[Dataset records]
────
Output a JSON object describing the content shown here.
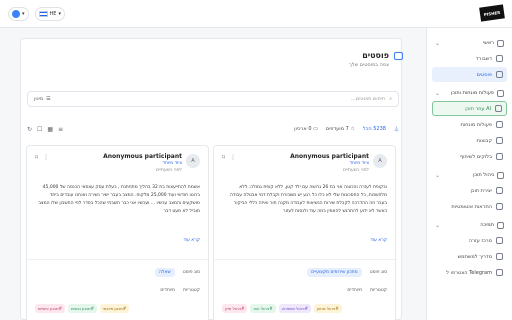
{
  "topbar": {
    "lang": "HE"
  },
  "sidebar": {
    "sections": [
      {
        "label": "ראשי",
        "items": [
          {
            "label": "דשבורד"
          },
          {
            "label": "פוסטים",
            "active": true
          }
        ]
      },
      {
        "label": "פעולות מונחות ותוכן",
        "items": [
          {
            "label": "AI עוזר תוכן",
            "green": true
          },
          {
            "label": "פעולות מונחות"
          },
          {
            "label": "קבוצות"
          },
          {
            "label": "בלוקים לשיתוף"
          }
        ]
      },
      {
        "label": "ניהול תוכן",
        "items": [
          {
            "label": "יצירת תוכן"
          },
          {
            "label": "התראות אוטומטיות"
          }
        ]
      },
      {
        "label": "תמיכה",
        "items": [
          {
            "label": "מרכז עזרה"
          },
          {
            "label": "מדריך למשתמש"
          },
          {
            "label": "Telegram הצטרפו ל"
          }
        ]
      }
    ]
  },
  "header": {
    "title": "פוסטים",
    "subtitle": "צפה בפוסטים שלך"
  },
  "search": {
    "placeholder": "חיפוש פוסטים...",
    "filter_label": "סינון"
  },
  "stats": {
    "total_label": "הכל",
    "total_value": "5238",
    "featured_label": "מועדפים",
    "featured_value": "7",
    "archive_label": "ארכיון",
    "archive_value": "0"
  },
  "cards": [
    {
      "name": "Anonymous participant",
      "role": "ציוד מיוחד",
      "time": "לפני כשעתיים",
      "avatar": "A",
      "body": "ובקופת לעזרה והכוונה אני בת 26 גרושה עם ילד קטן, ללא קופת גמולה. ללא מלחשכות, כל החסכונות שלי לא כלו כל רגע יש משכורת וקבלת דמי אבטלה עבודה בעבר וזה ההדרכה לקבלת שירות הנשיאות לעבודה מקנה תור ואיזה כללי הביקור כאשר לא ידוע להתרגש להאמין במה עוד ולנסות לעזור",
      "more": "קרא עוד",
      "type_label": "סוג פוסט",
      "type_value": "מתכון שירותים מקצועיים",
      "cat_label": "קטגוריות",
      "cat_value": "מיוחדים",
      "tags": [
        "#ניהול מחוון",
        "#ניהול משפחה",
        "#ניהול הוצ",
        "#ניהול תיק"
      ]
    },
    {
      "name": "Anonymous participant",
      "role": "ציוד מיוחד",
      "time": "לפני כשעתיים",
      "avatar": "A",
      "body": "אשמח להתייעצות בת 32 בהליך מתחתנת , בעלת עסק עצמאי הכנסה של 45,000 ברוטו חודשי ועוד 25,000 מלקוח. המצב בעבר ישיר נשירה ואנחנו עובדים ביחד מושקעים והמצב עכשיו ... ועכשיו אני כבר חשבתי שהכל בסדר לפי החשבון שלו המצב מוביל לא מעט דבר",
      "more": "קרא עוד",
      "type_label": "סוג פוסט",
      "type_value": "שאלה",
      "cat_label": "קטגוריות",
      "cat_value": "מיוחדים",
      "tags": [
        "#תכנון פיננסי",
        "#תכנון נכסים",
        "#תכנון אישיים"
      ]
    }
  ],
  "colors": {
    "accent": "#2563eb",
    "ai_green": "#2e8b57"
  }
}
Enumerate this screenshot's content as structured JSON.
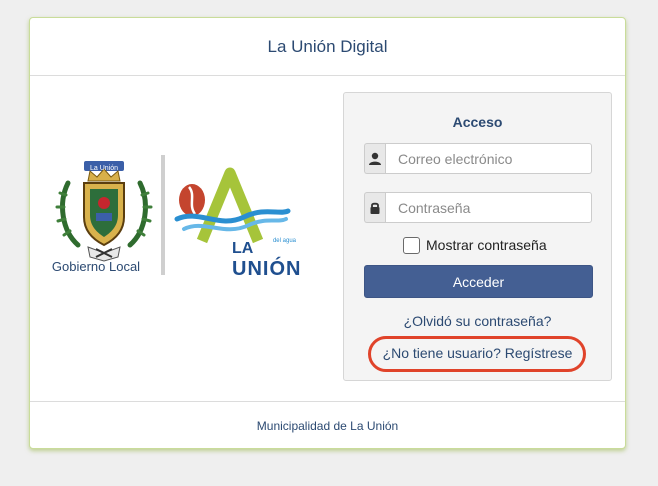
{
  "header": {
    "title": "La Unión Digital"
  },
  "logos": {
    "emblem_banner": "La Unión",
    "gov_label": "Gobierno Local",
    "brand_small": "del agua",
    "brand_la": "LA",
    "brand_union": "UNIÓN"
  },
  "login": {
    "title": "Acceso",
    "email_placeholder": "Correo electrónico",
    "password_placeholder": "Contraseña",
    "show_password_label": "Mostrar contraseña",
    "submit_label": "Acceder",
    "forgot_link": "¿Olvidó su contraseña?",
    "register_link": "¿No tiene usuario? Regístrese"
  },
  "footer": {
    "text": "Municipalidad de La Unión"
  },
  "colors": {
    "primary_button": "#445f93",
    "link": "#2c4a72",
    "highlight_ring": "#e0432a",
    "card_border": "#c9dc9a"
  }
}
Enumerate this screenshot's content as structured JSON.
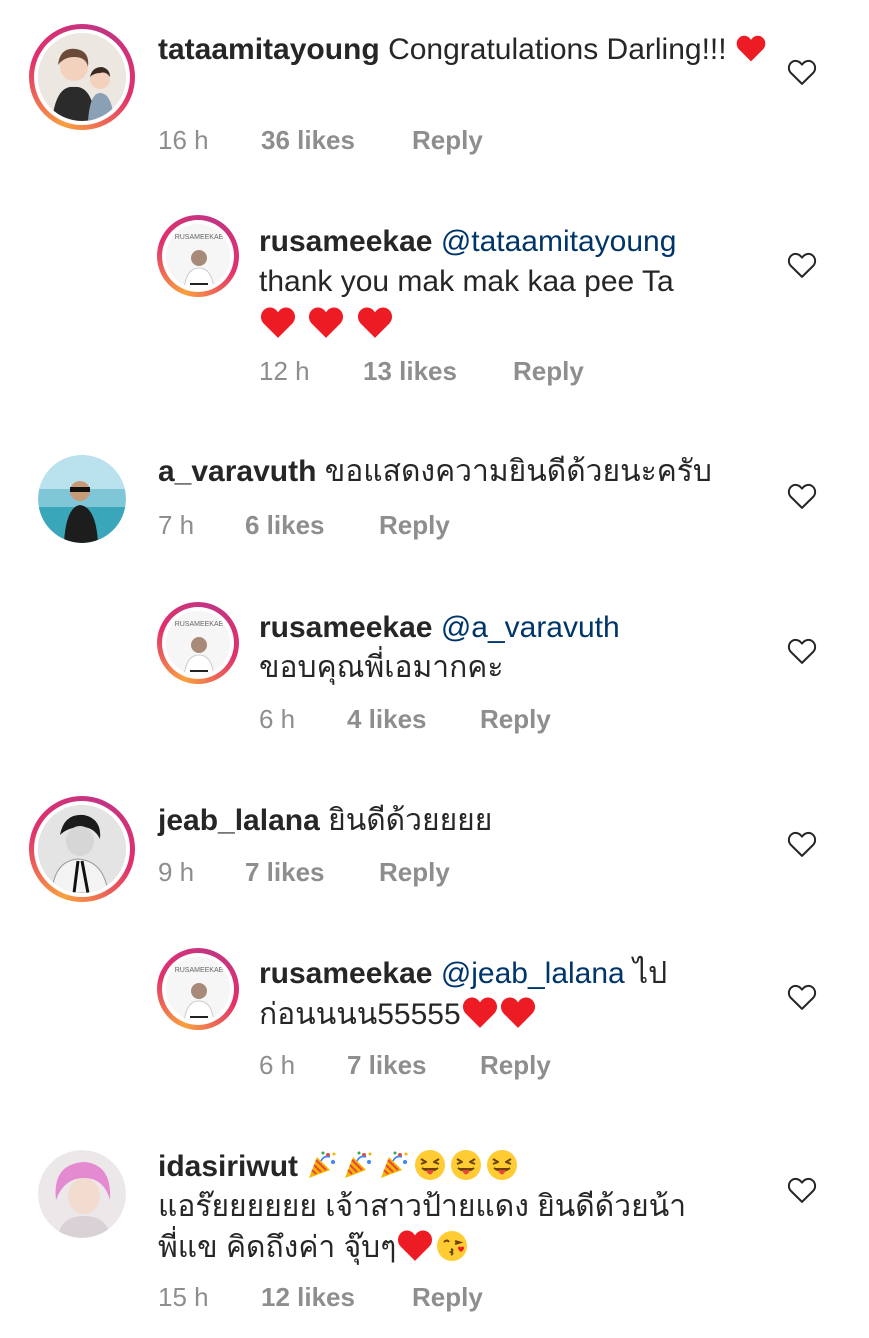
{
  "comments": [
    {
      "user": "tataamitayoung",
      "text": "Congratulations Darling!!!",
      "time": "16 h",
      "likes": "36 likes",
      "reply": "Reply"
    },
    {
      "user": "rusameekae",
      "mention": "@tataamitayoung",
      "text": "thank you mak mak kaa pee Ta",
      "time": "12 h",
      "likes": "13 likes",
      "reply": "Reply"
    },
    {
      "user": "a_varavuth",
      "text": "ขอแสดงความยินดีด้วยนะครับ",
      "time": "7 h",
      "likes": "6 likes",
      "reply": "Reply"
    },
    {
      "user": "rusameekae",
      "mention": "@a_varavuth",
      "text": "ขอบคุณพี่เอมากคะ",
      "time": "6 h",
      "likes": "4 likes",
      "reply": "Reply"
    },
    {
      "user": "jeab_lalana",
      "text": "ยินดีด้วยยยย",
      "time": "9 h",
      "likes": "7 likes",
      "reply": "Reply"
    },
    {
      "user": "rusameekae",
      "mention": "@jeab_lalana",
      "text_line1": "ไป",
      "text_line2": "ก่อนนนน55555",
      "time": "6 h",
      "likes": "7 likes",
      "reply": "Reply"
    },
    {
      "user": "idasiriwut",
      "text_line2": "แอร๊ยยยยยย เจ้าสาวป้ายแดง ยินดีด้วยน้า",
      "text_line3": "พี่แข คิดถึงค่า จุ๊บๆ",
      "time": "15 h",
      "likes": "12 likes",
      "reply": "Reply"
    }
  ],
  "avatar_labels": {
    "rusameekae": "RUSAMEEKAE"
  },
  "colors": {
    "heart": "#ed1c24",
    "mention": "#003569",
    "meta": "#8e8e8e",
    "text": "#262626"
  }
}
────
What is required >>
Copy out every line from the records that has the word "בעבר".

Response >>
      "body": "ובקופת לעזרה והכוונה אני בת 26 גרושה עם ילד קטן, ללא קופת גמולה. ללא מלחשכות, כל החסכונות שלי לא כלו כל רגע יש משכורת וקבלת דמי אבטלה עבודה בעבר וזה ההדרכה לקבלת שירות הנשיאות לעבודה מקנה תור ואיזה כללי הביקור כאשר לא ידוע להתרגש להאמין במה עוד ולנסות לעזור",
      "body": "אשמח להתייעצות בת 32 בהליך מתחתנת , בעלת עסק עצמאי הכנסה של 45,000 ברוטו חודשי ועוד 25,000 מלקוח. המצב בעבר ישיר נשירה ואנחנו עובדים ביחד מושקעים והמצב עכשיו ... ועכשיו אני כבר חשבתי שהכל בסדר לפי החשבון שלו המצב מוביל לא מעט דבר",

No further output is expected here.